__Exercise brief__: Take every line from the material that has the word "color" in it.

__Stored records__:
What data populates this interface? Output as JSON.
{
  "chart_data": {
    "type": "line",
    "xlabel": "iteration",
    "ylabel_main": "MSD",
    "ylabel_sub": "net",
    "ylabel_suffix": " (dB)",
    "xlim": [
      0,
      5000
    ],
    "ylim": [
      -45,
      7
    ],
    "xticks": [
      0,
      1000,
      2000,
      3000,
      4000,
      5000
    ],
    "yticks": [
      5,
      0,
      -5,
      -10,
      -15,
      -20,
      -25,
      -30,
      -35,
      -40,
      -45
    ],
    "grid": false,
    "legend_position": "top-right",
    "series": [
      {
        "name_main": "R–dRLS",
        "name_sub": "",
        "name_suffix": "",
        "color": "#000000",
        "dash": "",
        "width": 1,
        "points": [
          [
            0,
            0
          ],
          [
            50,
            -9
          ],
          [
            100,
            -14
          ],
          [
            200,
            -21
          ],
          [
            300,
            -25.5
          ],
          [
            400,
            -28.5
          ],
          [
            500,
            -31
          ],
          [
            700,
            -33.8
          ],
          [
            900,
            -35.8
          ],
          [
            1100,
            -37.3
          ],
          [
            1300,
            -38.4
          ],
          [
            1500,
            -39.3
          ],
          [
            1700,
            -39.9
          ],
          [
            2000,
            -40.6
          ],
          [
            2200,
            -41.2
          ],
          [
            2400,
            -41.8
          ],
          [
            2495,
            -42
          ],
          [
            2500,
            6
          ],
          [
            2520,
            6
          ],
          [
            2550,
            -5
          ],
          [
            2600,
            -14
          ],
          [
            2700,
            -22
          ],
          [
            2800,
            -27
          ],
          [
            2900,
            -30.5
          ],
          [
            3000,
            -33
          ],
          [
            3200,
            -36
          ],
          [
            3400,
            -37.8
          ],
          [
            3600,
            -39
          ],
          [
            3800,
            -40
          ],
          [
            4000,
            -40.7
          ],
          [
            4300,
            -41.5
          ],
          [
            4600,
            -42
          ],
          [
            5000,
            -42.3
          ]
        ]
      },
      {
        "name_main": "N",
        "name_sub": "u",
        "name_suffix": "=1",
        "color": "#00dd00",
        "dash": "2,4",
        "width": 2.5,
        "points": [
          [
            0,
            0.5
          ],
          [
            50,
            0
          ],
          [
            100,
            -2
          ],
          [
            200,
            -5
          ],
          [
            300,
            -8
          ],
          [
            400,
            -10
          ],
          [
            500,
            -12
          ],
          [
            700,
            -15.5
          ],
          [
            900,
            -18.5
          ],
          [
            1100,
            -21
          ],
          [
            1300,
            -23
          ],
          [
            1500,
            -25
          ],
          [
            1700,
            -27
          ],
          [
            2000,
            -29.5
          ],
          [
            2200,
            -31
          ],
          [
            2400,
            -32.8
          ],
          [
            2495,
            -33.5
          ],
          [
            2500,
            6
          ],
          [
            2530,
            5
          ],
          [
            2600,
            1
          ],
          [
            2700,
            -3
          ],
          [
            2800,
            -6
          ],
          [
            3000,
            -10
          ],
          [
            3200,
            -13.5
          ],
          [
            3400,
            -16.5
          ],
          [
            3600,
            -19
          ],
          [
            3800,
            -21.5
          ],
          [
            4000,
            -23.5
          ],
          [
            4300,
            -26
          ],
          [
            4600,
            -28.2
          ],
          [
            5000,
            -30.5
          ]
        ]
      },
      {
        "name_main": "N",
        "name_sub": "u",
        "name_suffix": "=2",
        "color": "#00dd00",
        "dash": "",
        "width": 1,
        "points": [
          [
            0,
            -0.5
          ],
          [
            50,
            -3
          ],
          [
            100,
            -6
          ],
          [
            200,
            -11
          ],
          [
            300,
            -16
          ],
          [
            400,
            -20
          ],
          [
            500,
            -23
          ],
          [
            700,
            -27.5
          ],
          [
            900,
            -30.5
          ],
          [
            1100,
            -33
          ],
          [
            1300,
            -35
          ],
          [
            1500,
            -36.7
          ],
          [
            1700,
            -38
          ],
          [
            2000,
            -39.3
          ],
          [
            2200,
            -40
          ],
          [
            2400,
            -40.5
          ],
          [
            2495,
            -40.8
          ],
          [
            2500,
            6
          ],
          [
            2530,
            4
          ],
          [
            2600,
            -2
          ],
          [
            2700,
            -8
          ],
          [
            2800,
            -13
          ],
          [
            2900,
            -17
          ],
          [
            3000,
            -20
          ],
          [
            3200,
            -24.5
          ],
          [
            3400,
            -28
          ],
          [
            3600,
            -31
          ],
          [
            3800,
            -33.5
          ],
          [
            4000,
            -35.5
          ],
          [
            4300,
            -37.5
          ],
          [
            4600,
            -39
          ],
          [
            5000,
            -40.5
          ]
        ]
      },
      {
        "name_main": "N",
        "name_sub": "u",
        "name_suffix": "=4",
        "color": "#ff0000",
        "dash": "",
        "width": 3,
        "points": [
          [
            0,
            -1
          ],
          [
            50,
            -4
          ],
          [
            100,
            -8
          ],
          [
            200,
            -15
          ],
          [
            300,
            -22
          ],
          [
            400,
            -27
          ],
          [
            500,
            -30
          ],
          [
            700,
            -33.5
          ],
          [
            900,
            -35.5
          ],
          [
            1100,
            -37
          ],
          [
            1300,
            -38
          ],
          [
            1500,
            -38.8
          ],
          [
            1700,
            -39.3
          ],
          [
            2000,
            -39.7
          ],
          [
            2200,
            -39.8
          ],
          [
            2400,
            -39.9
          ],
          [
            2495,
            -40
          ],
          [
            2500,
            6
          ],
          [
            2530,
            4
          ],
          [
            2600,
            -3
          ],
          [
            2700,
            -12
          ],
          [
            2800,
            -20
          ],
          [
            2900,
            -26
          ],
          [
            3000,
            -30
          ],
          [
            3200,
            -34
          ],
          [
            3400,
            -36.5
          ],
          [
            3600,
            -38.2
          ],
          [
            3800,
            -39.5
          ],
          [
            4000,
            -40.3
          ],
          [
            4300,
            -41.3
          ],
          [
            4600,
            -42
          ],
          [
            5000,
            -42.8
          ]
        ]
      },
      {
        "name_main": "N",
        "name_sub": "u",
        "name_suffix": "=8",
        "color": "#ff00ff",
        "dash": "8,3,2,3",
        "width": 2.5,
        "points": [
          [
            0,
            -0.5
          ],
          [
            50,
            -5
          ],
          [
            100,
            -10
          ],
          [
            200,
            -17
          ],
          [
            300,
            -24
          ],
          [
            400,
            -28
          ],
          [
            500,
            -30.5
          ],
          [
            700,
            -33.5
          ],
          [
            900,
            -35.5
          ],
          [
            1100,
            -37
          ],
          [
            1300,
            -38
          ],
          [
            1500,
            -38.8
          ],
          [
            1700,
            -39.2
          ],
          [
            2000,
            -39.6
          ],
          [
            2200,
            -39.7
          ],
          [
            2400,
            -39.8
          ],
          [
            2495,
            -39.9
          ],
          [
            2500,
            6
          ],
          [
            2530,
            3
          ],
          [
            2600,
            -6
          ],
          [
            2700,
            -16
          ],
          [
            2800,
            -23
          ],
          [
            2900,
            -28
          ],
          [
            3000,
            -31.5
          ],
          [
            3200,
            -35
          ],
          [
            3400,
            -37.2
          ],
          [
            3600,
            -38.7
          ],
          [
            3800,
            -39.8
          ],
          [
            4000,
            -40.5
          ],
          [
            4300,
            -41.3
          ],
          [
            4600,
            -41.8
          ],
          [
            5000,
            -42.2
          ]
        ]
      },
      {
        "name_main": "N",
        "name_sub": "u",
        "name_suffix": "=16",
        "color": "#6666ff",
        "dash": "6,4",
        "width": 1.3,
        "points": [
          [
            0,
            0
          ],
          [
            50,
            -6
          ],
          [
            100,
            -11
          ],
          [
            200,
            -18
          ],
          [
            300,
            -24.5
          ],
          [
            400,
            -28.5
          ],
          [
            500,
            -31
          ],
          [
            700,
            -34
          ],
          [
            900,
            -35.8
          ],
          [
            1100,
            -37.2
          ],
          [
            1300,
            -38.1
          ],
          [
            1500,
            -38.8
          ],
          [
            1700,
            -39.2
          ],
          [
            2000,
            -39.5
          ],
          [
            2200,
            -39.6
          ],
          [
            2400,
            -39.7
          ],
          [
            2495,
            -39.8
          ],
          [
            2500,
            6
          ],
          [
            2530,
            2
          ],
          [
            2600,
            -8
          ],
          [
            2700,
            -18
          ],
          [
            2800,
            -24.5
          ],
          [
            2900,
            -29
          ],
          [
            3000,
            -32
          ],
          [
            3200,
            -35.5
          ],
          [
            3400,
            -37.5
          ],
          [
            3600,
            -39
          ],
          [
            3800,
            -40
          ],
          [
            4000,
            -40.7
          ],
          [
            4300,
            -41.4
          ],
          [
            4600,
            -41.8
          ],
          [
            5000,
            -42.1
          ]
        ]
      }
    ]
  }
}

__Solution for this exercise__:
        "color": "#000000",
        "color": "#00dd00",
        "color": "#00dd00",
        "color": "#ff0000",
        "color": "#ff00ff",
        "color": "#6666ff",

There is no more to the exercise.